Start of Extracted records

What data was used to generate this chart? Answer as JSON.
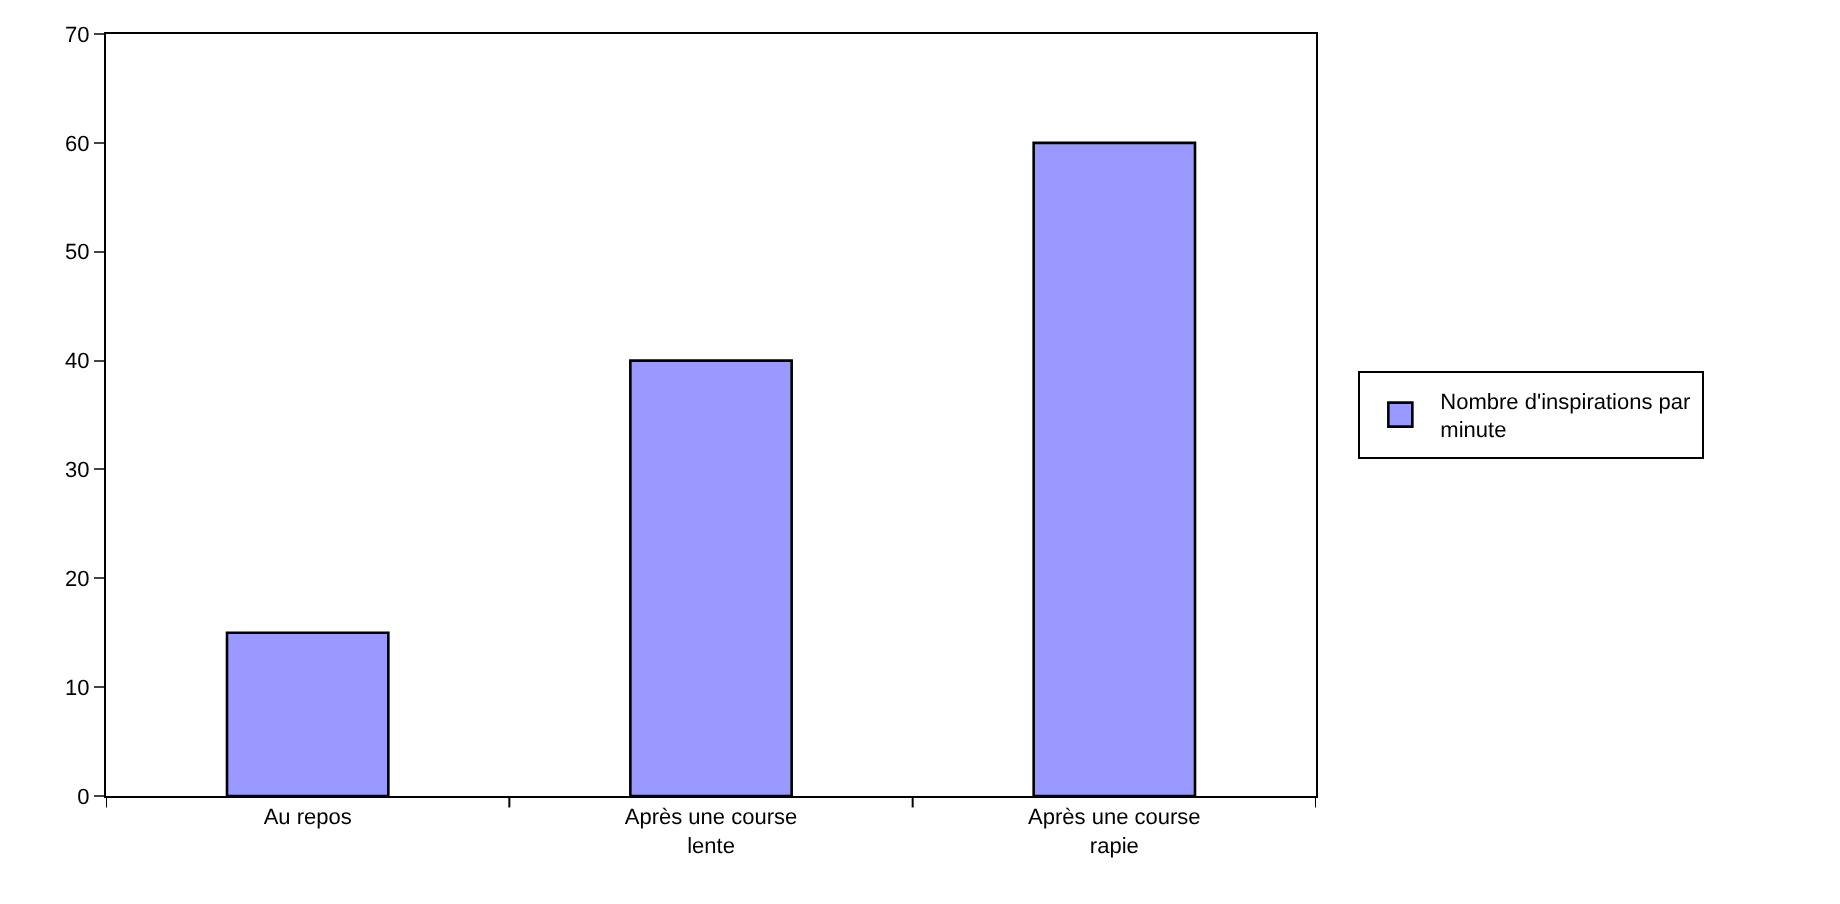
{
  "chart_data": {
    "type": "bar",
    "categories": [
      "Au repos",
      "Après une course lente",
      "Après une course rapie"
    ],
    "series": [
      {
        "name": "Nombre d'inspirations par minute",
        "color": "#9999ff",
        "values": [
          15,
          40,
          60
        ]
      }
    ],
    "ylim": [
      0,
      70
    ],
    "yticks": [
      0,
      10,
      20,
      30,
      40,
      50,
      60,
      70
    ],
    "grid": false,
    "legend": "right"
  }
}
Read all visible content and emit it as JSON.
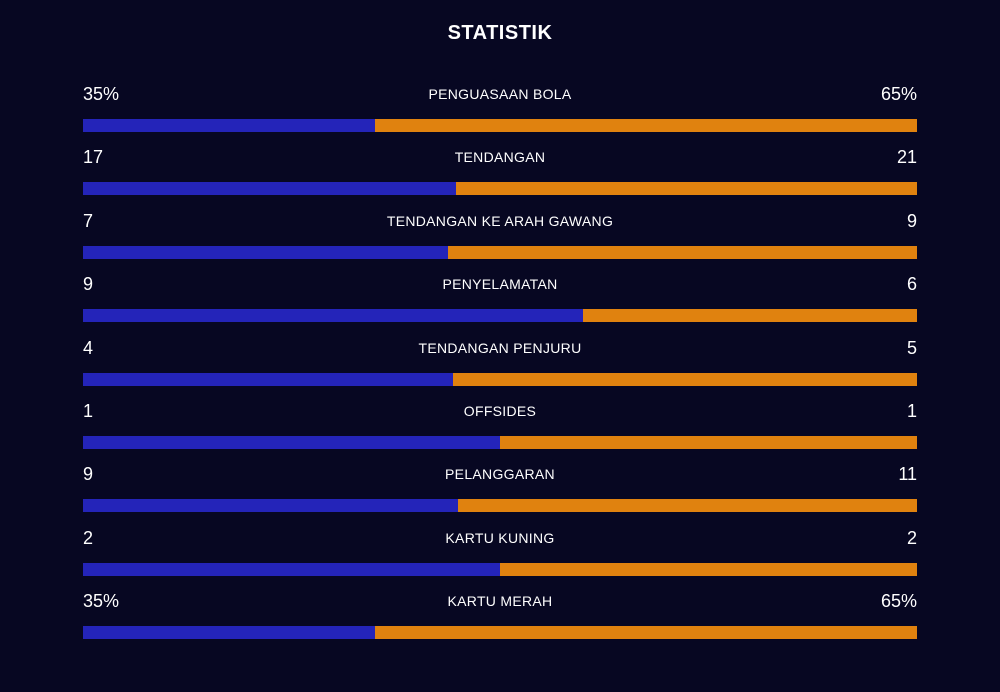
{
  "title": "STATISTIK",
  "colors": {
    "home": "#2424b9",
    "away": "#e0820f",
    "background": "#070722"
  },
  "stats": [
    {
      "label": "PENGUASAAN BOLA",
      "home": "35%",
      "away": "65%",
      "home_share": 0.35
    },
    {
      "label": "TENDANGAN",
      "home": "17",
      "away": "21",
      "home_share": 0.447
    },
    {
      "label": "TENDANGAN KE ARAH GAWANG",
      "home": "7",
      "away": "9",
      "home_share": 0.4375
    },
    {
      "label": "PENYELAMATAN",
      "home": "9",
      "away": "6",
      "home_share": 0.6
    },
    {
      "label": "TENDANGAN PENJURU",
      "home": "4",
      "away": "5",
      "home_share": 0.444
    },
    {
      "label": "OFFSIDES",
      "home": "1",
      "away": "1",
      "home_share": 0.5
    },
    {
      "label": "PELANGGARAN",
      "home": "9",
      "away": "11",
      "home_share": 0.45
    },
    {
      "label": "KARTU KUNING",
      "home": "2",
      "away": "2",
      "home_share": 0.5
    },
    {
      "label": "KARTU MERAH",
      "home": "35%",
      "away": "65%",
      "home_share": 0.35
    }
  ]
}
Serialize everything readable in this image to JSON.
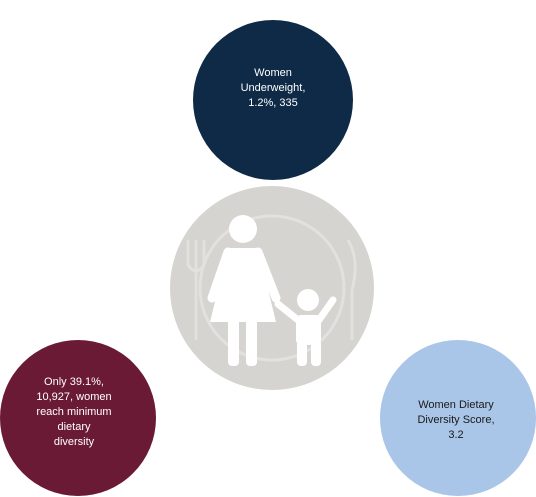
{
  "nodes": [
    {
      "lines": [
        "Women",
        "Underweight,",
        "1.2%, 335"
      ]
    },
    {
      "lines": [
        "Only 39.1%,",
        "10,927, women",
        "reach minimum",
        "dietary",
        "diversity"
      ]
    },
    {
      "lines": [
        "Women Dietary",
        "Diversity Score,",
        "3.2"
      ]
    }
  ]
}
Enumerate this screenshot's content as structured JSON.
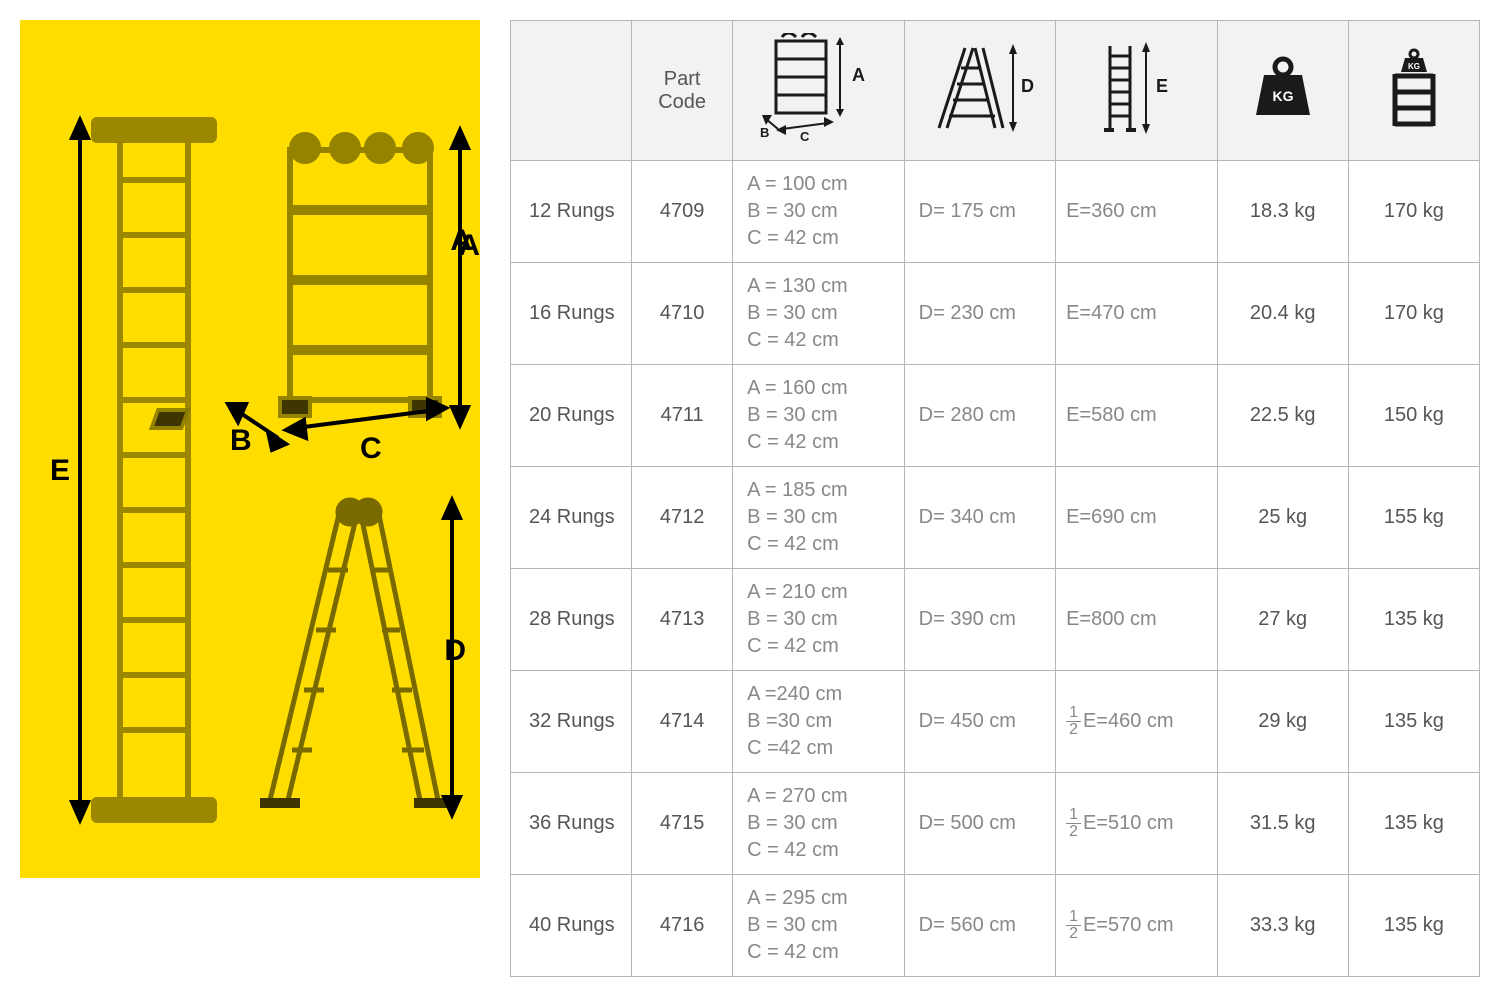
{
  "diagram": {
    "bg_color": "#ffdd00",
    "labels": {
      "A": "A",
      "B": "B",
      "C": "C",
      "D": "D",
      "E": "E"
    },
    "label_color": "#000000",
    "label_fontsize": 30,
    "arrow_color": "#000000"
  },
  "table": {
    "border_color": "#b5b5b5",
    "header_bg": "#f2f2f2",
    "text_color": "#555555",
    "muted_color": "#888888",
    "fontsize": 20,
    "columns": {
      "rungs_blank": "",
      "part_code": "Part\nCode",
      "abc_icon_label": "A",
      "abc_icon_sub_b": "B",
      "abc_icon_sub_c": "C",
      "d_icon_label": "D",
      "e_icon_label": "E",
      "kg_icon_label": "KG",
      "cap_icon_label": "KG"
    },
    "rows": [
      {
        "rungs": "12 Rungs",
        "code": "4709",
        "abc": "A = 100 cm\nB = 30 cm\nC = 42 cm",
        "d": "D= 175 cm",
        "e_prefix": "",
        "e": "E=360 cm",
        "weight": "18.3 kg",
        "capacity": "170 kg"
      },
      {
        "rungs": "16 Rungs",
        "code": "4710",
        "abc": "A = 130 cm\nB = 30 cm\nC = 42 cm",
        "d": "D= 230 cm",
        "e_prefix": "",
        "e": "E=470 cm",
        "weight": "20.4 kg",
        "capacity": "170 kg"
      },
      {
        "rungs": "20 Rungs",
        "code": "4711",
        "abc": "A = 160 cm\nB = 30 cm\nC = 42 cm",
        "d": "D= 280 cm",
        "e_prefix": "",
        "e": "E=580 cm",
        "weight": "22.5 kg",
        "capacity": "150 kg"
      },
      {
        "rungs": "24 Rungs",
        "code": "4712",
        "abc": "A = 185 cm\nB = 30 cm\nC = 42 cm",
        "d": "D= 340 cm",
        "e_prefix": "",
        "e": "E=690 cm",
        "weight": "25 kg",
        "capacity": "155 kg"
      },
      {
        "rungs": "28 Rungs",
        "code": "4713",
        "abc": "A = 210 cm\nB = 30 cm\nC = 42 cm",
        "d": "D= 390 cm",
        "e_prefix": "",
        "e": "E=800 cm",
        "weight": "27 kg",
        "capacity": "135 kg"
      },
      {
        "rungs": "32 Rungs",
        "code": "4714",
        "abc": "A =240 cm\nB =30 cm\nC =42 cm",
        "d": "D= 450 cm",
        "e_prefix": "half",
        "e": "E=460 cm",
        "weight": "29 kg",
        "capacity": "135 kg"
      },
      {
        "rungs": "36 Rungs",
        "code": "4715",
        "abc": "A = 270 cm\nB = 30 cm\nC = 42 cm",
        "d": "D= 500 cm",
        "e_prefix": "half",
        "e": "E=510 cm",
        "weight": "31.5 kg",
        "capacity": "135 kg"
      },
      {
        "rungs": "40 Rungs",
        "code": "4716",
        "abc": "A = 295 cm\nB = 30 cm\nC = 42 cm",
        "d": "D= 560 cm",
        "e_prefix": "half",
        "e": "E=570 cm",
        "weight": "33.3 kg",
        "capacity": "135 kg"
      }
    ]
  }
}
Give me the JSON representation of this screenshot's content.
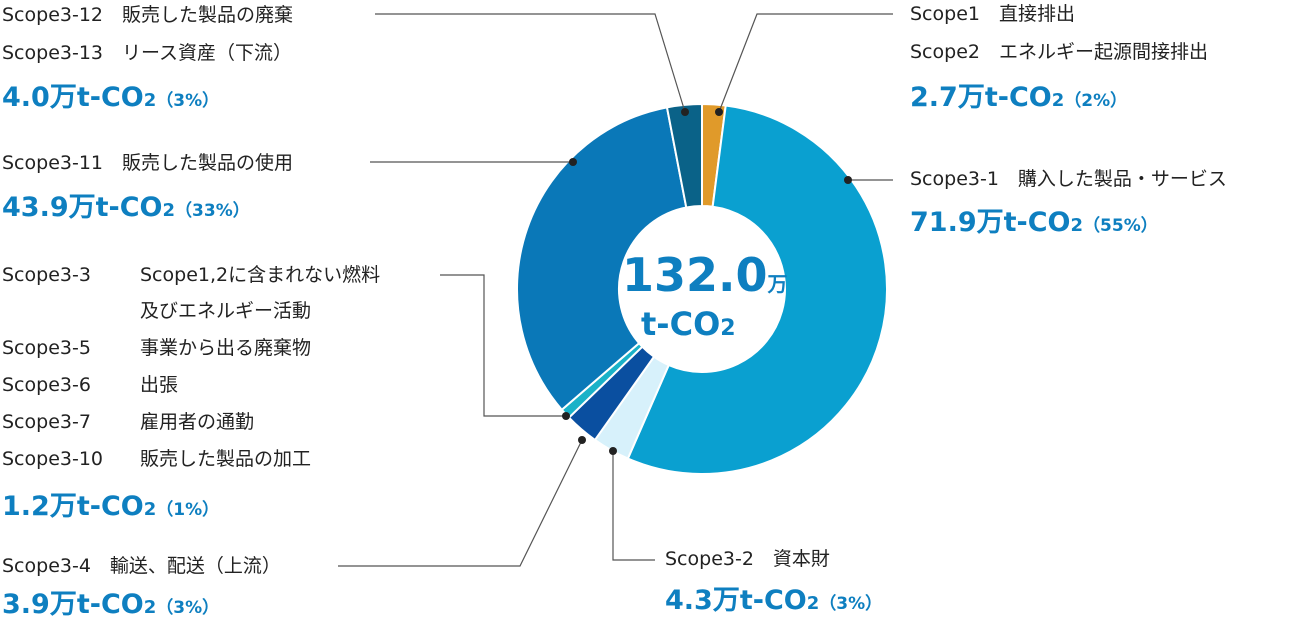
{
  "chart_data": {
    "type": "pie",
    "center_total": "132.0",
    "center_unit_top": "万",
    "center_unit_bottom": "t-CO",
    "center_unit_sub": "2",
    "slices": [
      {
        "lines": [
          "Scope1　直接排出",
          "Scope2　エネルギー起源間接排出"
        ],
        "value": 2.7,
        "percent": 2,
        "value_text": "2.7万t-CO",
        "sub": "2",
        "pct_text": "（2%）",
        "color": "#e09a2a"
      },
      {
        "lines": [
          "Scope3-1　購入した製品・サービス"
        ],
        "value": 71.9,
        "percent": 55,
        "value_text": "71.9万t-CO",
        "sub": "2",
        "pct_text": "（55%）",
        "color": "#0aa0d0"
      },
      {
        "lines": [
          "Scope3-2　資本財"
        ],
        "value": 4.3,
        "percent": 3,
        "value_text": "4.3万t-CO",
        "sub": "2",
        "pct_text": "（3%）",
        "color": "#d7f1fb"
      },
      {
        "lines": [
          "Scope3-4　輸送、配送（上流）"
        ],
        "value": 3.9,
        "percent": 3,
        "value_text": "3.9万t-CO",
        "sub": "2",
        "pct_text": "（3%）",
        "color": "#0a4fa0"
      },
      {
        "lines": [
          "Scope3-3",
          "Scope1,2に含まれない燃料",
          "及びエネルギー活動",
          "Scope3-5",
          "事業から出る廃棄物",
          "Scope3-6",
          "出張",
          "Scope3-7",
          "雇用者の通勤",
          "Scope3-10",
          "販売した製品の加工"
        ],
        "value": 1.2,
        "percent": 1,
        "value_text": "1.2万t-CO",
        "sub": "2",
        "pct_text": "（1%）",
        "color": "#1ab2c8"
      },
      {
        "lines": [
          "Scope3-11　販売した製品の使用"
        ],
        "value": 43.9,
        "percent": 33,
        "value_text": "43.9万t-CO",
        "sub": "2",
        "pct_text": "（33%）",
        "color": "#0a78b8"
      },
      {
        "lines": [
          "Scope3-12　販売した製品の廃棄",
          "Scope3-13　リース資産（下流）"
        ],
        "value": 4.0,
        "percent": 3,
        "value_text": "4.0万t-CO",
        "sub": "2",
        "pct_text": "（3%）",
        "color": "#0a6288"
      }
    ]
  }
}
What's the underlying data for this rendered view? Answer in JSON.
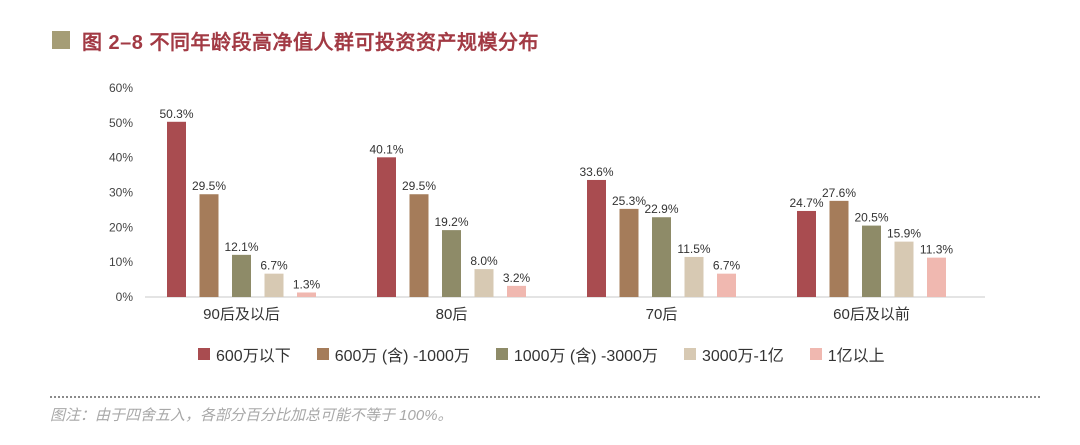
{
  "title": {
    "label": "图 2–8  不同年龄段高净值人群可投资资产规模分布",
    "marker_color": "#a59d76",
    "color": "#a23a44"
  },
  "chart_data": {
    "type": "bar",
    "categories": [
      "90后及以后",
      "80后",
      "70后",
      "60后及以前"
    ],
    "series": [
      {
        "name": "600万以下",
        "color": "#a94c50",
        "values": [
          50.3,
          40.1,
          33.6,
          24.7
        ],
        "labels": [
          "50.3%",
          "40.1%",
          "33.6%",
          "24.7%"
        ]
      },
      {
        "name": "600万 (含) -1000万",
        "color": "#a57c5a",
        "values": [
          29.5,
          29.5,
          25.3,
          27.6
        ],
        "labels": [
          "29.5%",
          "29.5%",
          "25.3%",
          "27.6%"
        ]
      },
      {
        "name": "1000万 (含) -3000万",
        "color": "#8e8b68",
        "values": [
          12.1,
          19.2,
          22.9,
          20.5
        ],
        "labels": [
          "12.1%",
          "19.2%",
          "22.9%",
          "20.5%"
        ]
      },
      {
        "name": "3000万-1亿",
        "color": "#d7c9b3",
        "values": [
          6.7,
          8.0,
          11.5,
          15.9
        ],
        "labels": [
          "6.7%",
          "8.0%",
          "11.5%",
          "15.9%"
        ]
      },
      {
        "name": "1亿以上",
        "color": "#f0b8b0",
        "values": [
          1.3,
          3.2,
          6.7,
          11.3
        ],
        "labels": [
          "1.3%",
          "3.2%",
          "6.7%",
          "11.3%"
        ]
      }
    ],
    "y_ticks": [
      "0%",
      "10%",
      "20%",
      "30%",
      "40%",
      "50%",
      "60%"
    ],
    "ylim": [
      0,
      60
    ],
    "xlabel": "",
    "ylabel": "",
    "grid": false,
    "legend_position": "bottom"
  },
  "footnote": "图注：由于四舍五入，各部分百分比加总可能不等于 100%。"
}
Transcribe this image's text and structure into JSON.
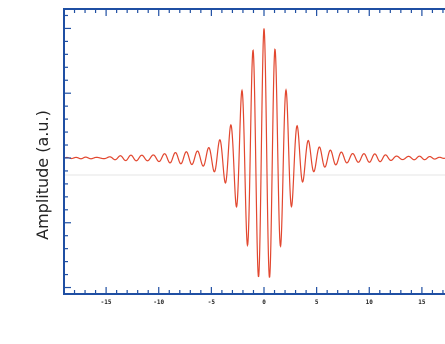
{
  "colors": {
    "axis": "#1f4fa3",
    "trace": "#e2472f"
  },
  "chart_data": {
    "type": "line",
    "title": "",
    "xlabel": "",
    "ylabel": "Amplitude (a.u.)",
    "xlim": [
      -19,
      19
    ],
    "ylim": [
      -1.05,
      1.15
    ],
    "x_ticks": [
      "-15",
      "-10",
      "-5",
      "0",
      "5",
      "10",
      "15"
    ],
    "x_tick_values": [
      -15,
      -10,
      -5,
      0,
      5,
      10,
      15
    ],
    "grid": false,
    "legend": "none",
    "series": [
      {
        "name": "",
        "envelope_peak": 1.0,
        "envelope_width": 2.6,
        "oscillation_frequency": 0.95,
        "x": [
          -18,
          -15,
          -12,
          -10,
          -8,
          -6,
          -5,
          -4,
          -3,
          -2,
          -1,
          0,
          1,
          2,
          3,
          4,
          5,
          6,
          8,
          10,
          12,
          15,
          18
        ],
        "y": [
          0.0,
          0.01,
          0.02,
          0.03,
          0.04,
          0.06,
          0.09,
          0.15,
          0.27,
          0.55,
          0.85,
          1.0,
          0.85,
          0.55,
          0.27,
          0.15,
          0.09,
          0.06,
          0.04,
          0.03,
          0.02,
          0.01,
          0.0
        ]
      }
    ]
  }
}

End of Extracted records

- _Exercise objective_: Give the count of lines in the data shown above that contain "KARTU", and nothing else.

- _Worked solution_: 2